> [Quoted passage]:
Fang Zhimin (, Wade–Giles: Fang Chih Min; August 21, 1899 – August 6, 1935) was a Chinese communist military and political leader.

Life
Born in a poor peasant household in Yixian, Jiangxi Province, Fang joined the Chinese Communist Party in 1924 and assisted in setting up a provincial party organization.

After the failure of the Shanghai Uprising in 1927, Fang returned to Jiangxi, where he worked in organizing the peasantry and urged them to take part in armed uprisings.

From 1928 to 1933 Fang conducted guerrilla operations, enacted land reforms, established a base area in the border area of Jiangxi and Fujian provinces, and organized a section of the Chinese Red Army.

Death
Fang was later elected a member of the Central Committee during the sixth session of the Fifth Party Congress. Fang was captured by the Kuomintang in January 1935 and executed on August 6, 1935. The 2015 opera Fang Zhimin commemorates his life and death.

> [Tasks]:
1 - Print the Fang Zhimin biography from "Fang Zhimin (, Wade–Giles: Fang" to "in armed uprisings.", word for word.
2 - According to the Fang Zhimin biography, who captured Fang in January 1935?
You won't need the lines that come next.

> [Supplied information]:
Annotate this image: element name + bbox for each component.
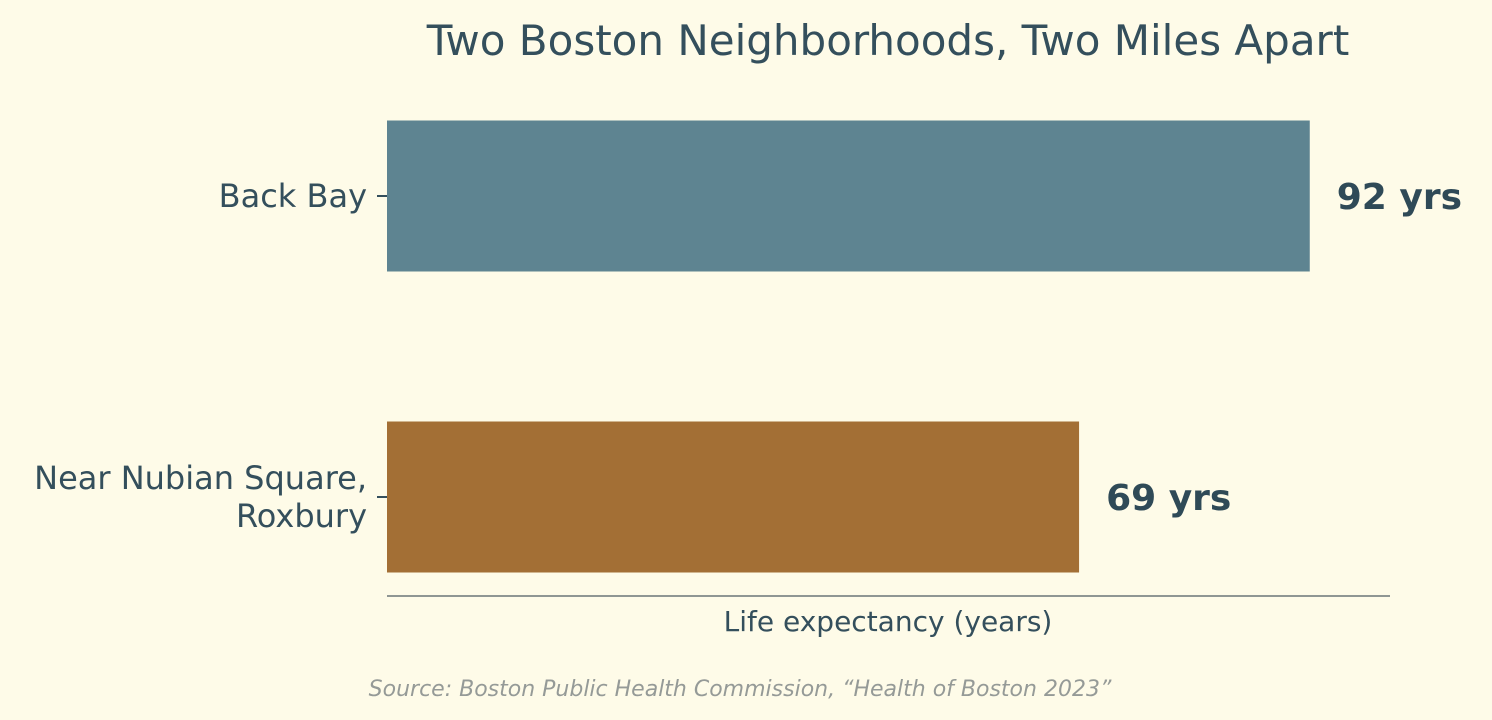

> [Responses]:
1 -
Fang Zhimin (, Wade–Giles: Fang Chih Min; August 21, 1899 – August 6, 1935) was a Chinese communist military and political leader.

Life
Born in a poor peasant household in Yixian, Jiangxi Province, Fang joined the Chinese Communist Party in 1924 and assisted in setting up a provincial party organization.

After the failure of the Shanghai Uprising in 1927, Fang returned to Jiangxi, where he worked in organizing the peasantry and urged them to take part in armed uprisings.

2 - The Kuomintang